• EXERCISE DESCRIPTION
From the entries that follow, list every line in which the string "difference" appears.

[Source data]
— START —

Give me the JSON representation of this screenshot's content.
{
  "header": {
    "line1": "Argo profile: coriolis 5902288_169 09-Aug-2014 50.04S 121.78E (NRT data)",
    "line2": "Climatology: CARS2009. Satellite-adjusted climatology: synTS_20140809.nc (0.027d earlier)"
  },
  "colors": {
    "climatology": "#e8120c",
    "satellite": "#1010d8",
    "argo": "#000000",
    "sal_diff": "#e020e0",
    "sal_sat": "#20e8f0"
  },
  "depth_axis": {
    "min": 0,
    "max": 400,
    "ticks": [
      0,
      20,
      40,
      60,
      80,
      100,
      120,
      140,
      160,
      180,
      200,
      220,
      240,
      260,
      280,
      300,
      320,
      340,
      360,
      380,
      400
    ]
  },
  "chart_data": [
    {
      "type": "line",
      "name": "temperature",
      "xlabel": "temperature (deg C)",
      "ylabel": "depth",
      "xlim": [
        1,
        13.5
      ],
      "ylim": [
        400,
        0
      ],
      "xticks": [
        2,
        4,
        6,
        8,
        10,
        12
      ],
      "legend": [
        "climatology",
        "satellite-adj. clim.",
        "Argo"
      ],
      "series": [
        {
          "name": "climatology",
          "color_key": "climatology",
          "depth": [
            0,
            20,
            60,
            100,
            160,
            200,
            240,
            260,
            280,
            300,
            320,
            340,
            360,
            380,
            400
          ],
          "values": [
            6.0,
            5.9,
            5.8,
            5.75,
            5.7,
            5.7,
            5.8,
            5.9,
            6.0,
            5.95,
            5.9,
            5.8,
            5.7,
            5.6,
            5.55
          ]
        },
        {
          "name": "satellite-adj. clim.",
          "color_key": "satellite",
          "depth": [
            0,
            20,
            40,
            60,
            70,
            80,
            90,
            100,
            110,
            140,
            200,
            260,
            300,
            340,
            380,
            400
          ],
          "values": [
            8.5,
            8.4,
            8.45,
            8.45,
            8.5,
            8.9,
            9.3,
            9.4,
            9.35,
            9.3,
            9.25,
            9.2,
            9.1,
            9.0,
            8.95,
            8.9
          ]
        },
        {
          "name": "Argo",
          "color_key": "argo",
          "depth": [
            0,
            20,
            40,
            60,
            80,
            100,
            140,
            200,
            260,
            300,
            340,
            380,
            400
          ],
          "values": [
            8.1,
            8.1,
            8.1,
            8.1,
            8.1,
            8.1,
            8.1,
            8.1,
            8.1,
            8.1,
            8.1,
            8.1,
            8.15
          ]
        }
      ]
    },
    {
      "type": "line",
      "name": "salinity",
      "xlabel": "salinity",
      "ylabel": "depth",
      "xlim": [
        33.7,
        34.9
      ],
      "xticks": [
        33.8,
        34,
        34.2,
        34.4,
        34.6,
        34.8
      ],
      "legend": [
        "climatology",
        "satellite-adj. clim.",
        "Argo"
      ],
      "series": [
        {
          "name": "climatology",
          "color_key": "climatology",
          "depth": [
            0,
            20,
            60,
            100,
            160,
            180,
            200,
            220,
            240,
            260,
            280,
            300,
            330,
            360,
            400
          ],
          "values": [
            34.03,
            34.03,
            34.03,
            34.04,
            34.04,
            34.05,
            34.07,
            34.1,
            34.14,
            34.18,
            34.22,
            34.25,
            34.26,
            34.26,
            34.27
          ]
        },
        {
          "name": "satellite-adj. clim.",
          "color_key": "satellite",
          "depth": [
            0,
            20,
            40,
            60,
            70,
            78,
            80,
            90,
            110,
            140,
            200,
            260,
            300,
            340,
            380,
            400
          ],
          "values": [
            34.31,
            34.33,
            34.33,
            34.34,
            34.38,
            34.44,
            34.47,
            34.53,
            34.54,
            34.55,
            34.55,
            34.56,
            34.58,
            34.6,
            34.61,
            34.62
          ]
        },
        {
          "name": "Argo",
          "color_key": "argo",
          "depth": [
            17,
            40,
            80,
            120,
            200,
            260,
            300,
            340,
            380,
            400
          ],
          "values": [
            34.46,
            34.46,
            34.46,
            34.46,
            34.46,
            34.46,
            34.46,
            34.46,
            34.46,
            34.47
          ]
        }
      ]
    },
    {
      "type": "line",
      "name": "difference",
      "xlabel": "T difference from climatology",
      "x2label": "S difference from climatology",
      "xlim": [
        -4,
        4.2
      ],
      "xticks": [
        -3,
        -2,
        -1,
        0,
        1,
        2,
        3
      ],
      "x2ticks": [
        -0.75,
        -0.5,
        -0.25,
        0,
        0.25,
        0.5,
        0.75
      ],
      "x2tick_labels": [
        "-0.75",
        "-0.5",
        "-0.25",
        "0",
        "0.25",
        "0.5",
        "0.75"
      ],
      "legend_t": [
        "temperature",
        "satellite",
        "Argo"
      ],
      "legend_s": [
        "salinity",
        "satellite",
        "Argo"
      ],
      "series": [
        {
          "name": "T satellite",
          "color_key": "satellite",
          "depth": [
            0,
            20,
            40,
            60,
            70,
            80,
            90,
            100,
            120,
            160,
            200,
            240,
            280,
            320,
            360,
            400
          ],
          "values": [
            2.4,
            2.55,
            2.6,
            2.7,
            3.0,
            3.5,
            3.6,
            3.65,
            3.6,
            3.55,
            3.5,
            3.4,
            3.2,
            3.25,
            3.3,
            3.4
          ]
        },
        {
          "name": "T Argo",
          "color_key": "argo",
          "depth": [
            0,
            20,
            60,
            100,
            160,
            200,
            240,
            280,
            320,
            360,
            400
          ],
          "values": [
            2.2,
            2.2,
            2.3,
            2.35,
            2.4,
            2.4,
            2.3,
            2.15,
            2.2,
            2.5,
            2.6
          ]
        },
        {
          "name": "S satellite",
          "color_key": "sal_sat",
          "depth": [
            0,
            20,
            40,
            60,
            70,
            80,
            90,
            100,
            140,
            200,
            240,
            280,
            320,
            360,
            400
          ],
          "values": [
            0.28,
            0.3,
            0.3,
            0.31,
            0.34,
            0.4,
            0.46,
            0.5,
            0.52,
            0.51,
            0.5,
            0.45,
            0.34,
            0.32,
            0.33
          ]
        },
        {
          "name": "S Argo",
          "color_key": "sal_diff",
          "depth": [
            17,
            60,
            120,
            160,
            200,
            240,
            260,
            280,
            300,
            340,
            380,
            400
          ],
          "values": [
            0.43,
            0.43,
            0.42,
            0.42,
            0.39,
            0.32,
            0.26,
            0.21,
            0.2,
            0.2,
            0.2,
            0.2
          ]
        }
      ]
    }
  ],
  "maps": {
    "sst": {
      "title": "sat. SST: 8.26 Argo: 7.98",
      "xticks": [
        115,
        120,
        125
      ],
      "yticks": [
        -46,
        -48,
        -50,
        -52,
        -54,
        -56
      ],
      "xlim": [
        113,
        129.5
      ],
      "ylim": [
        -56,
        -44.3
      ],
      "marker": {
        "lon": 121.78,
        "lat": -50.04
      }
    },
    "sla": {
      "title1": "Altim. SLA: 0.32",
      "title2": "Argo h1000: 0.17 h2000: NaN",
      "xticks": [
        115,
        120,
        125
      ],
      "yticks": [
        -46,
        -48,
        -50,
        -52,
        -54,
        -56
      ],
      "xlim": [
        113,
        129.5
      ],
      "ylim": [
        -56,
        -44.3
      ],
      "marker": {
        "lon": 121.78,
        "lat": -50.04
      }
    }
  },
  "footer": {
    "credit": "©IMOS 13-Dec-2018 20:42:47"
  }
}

— END —

• THE RESPONSE
      "name": "difference",
      "xlabel": "T difference from climatology",
      "x2label": "S difference from climatology",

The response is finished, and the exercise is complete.